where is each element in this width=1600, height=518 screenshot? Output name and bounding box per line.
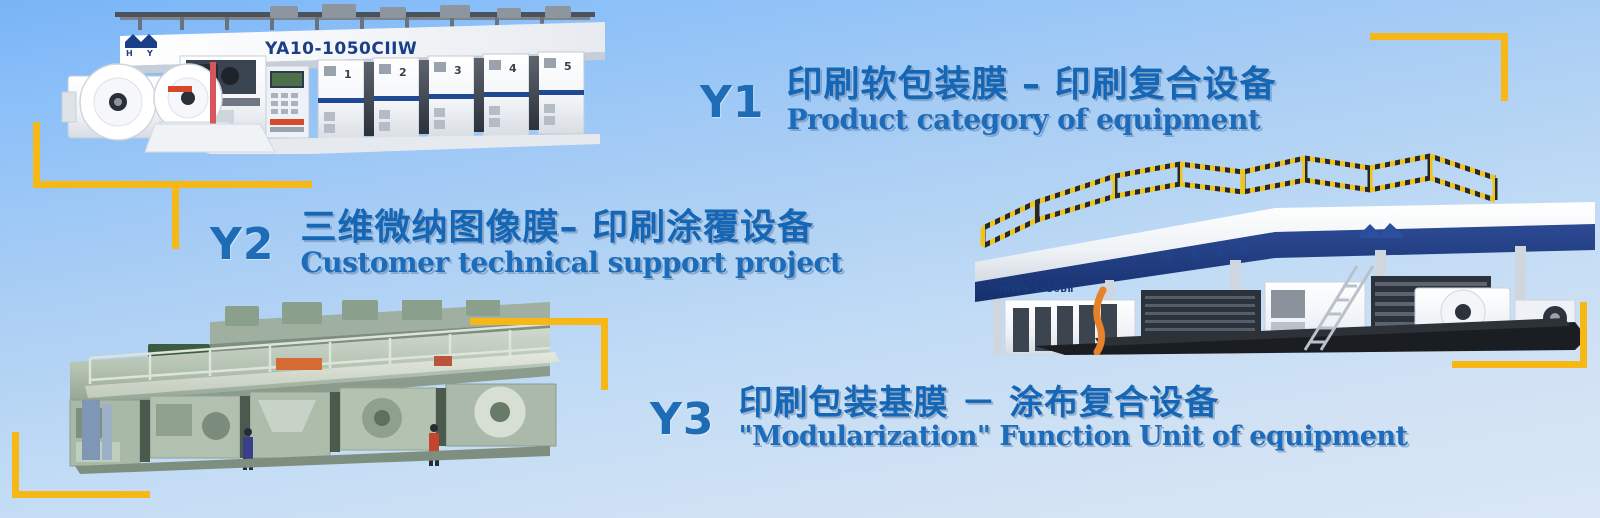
svg-text:H: H [126, 49, 133, 58]
machine-image-base-film-coating-line [30, 300, 575, 480]
bracket-y3-vertical [601, 318, 608, 390]
entry-y3: Y3 印刷包装基膜 － 涂布复合设备 "Modularization" Func… [650, 383, 1408, 451]
entry-y1-title-en: Product category of equipment [786, 105, 1276, 135]
entry-y3-tag: Y3 [650, 397, 714, 443]
bracket-y1-horizontal [1370, 33, 1508, 40]
svg-text:5: 5 [564, 60, 572, 73]
entry-y3-title-en: "Modularization" Function Unit of equipm… [738, 422, 1407, 451]
bracket-machine2-horizontal [1452, 361, 1587, 368]
entry-y1-tag: Y1 [700, 80, 764, 126]
svg-text:装: 装 [1239, 244, 1250, 256]
svg-text:4: 4 [509, 62, 517, 75]
machine-image-coating-laminating-machine: YATF6-1650BⅡ 华星宝装 [975, 150, 1595, 355]
machine-image-rotogravure-printing-press: YA10-1050CIIW H Y 1 2 [60, 4, 605, 169]
svg-text:YA10-1050CIIW: YA10-1050CIIW [264, 39, 417, 59]
bracket-machine3-horizontal [12, 491, 150, 498]
entry-y2-title-en: Customer technical support project [300, 248, 842, 278]
bracket-machine3-vertical [12, 432, 19, 498]
bracket-y2-horizontal [172, 181, 312, 188]
svg-text:YATF6-1650BⅡ: YATF6-1650BⅡ [996, 285, 1074, 295]
svg-text:星: 星 [1190, 249, 1199, 260]
bracket-y3-horizontal [470, 318, 608, 325]
entry-y3-title-cn: 印刷包装基膜 － 涂布复合设备 [738, 383, 1407, 423]
entry-y2: Y2 三维微纳图像膜– 印刷涂覆设备 Customer technical su… [210, 207, 843, 278]
svg-text:Y: Y [146, 49, 153, 58]
svg-text:华: 华 [1165, 251, 1174, 263]
svg-text:1: 1 [344, 68, 352, 81]
bracket-left-horizontal [33, 181, 173, 188]
svg-text:3: 3 [454, 64, 462, 77]
entry-y2-title-cn: 三维微纳图像膜– 印刷涂覆设备 [300, 207, 842, 249]
bracket-machine2-vertical [1580, 302, 1587, 368]
entry-y1: Y1 印刷软包装膜 – 印刷复合设备 Product category of e… [700, 64, 1277, 135]
bracket-y2-vertical [172, 181, 179, 249]
entry-y1-title-cn: 印刷软包装膜 – 印刷复合设备 [786, 64, 1276, 106]
bracket-left-vertical [33, 122, 40, 188]
bracket-y1-vertical [1501, 33, 1508, 101]
svg-text:2: 2 [399, 66, 407, 79]
entry-y2-tag: Y2 [210, 222, 274, 268]
promo-banner: YA10-1050CIIW H Y 1 2 [0, 0, 1600, 518]
svg-text:宝: 宝 [1215, 246, 1224, 258]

◆ Work required:
Return every line of the data above word for word, leaving out any pictures.

◆ Exercise solution:
where is each element in this width=1600, height=518 screenshot? Output name and bounding box per line.
svg-text:H: H [126, 49, 133, 58]
machine-image-base-film-coating-line [30, 300, 575, 480]
bracket-y3-vertical [601, 318, 608, 390]
entry-y3: Y3 印刷包装基膜 － 涂布复合设备 "Modularization" Func… [650, 383, 1408, 451]
entry-y1-title-en: Product category of equipment [786, 105, 1276, 135]
entry-y3-tag: Y3 [650, 397, 714, 443]
bracket-y1-horizontal [1370, 33, 1508, 40]
svg-text:5: 5 [564, 60, 572, 73]
entry-y3-title-en: "Modularization" Function Unit of equipm… [738, 422, 1407, 451]
bracket-machine2-horizontal [1452, 361, 1587, 368]
entry-y1-tag: Y1 [700, 80, 764, 126]
svg-text:装: 装 [1239, 244, 1250, 256]
svg-text:4: 4 [509, 62, 517, 75]
machine-image-coating-laminating-machine: YATF6-1650BⅡ 华星宝装 [975, 150, 1595, 355]
machine-image-rotogravure-printing-press: YA10-1050CIIW H Y 1 2 [60, 4, 605, 169]
svg-text:YA10-1050CIIW: YA10-1050CIIW [264, 39, 417, 59]
bracket-machine3-horizontal [12, 491, 150, 498]
entry-y2-title-en: Customer technical support project [300, 248, 842, 278]
bracket-machine3-vertical [12, 432, 19, 498]
bracket-y2-horizontal [172, 181, 312, 188]
svg-text:YATF6-1650BⅡ: YATF6-1650BⅡ [996, 285, 1074, 295]
svg-text:星: 星 [1190, 249, 1199, 260]
bracket-y3-horizontal [470, 318, 608, 325]
entry-y3-title-cn: 印刷包装基膜 － 涂布复合设备 [738, 383, 1407, 423]
entry-y2: Y2 三维微纳图像膜– 印刷涂覆设备 Customer technical su… [210, 207, 843, 278]
svg-text:Y: Y [146, 49, 153, 58]
svg-text:华: 华 [1165, 251, 1174, 263]
svg-text:1: 1 [344, 68, 352, 81]
bracket-left-horizontal [33, 181, 173, 188]
svg-text:3: 3 [454, 64, 462, 77]
entry-y2-title-cn: 三维微纳图像膜– 印刷涂覆设备 [300, 207, 842, 249]
bracket-machine2-vertical [1580, 302, 1587, 368]
entry-y1: Y1 印刷软包装膜 – 印刷复合设备 Product category of e… [700, 64, 1277, 135]
bracket-y2-vertical [172, 181, 179, 249]
entry-y1-title-cn: 印刷软包装膜 – 印刷复合设备 [786, 64, 1276, 106]
bracket-left-vertical [33, 122, 40, 188]
bracket-y1-vertical [1501, 33, 1508, 101]
svg-text:2: 2 [399, 66, 407, 79]
entry-y2-tag: Y2 [210, 222, 274, 268]
promo-banner: YA10-1050CIIW H Y 1 2 [0, 0, 1600, 518]
svg-text:宝: 宝 [1215, 246, 1224, 258]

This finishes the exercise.